= Problem to solve =
Write out the listing in full, matching it word for word.

### Records

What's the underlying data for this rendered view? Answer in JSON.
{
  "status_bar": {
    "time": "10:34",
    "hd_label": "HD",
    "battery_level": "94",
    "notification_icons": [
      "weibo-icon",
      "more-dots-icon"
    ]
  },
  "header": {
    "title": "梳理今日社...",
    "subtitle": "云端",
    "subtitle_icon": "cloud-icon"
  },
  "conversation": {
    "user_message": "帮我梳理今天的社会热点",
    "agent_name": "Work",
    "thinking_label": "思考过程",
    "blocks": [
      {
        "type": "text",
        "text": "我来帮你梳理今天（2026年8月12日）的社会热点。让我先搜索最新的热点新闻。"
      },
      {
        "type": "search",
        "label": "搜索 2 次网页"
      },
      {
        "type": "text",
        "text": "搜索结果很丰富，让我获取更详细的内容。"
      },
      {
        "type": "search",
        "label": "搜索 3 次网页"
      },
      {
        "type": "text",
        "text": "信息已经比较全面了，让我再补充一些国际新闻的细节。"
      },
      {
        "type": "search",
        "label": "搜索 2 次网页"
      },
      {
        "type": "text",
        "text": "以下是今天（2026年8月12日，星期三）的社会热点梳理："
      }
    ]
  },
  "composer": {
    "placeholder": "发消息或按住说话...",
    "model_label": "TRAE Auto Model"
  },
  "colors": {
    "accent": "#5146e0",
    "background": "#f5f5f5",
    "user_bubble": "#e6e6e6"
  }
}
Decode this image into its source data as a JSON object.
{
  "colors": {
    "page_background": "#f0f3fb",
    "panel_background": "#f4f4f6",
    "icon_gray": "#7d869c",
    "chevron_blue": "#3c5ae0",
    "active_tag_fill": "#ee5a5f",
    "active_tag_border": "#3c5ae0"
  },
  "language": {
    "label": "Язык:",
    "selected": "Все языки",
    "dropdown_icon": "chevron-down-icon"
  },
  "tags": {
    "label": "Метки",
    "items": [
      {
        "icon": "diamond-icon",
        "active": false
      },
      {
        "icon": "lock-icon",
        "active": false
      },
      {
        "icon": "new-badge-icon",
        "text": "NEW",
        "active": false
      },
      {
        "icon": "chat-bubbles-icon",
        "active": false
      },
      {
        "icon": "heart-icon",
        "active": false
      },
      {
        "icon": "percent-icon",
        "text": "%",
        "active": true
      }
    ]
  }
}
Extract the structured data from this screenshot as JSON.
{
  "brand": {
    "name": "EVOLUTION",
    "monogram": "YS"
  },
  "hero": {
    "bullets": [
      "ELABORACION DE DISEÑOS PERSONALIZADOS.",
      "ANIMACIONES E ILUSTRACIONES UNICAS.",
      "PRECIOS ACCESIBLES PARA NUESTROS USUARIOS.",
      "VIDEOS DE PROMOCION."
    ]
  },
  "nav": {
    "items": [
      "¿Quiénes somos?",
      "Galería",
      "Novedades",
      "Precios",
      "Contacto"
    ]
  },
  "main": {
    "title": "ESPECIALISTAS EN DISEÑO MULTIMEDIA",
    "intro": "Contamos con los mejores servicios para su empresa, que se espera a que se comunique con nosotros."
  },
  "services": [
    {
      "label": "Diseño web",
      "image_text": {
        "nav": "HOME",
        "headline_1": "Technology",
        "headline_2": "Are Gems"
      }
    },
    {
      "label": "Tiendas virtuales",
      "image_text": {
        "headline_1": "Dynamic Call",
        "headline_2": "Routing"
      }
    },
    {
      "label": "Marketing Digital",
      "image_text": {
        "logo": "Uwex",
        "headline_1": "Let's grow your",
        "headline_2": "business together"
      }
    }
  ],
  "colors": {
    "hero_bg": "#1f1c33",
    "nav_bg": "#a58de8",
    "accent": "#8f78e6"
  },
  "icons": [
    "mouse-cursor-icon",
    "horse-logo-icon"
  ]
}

######

= Result of the task =
What's the underlying data for this rendered view? Answer in JSON.
{
  "status_bar": {
    "time": "10:34",
    "hd_label": "HD",
    "battery_level": "94",
    "notification_icons": [
      "weibo-icon",
      "more-dots-icon"
    ]
  },
  "header": {
    "title": "梳理今日社...",
    "subtitle": "云端",
    "subtitle_icon": "cloud-icon"
  },
  "conversation": {
    "user_message": "帮我梳理今天的社会热点",
    "agent_name": "Work",
    "thinking_label": "思考过程",
    "blocks": [
      {
        "type": "text",
        "text": "我来帮你梳理今天（2026年8月12日）的社会热点。让我先搜索最新的热点新闻。"
      },
      {
        "type": "search",
        "label": "搜索 2 次网页"
      },
      {
        "type": "text",
        "text": "搜索结果很丰富，让我获取更详细的内容。"
      },
      {
        "type": "search",
        "label": "搜索 3 次网页"
      },
      {
        "type": "text",
        "text": "信息已经比较全面了，让我再补充一些国际新闻的细节。"
      },
      {
        "type": "search",
        "label": "搜索 2 次网页"
      },
      {
        "type": "text",
        "text": "以下是今天（2026年8月12日，星期三）的社会热点梳理："
      }
    ]
  },
  "composer": {
    "placeholder": "发消息或按住说话...",
    "model_label": "TRAE Auto Model"
  },
  "colors": {
    "accent": "#5146e0",
    "background": "#f5f5f5",
    "user_bubble": "#e6e6e6"
  }
}
Decode this image into its source data as a JSON object.
{
  "colors": {
    "page_background": "#f0f3fb",
    "panel_background": "#f4f4f6",
    "icon_gray": "#7d869c",
    "chevron_blue": "#3c5ae0",
    "active_tag_fill": "#ee5a5f",
    "active_tag_border": "#3c5ae0"
  },
  "language": {
    "label": "Язык:",
    "selected": "Все языки",
    "dropdown_icon": "chevron-down-icon"
  },
  "tags": {
    "label": "Метки",
    "items": [
      {
        "icon": "diamond-icon",
        "active": false
      },
      {
        "icon": "lock-icon",
        "active": false
      },
      {
        "icon": "new-badge-icon",
        "text": "NEW",
        "active": false
      },
      {
        "icon": "chat-bubbles-icon",
        "active": false
      },
      {
        "icon": "heart-icon",
        "active": false
      },
      {
        "icon": "percent-icon",
        "text": "%",
        "active": true
      }
    ]
  }
}
Extract the structured data from this screenshot as JSON.
{
  "brand": {
    "name": "EVOLUTION",
    "monogram": "YS"
  },
  "hero": {
    "bullets": [
      "ELABORACION DE DISEÑOS PERSONALIZADOS.",
      "ANIMACIONES E ILUSTRACIONES UNICAS.",
      "PRECIOS ACCESIBLES PARA NUESTROS USUARIOS.",
      "VIDEOS DE PROMOCION."
    ]
  },
  "nav": {
    "items": [
      "¿Quiénes somos?",
      "Galería",
      "Novedades",
      "Precios",
      "Contacto"
    ]
  },
  "main": {
    "title": "ESPECIALISTAS EN DISEÑO MULTIMEDIA",
    "intro": "Contamos con los mejores servicios para su empresa, que se espera a que se comunique con nosotros."
  },
  "services": [
    {
      "label": "Diseño web",
      "image_text": {
        "nav": "HOME",
        "headline_1": "Technology",
        "headline_2": "Are Gems"
      }
    },
    {
      "label": "Tiendas virtuales",
      "image_text": {
        "headline_1": "Dynamic Call",
        "headline_2": "Routing"
      }
    },
    {
      "label": "Marketing Digital",
      "image_text": {
        "logo": "Uwex",
        "headline_1": "Let's grow your",
        "headline_2": "business together"
      }
    }
  ],
  "colors": {
    "hero_bg": "#1f1c33",
    "nav_bg": "#a58de8",
    "accent": "#8f78e6"
  },
  "icons": [
    "mouse-cursor-icon",
    "horse-logo-icon"
  ]
}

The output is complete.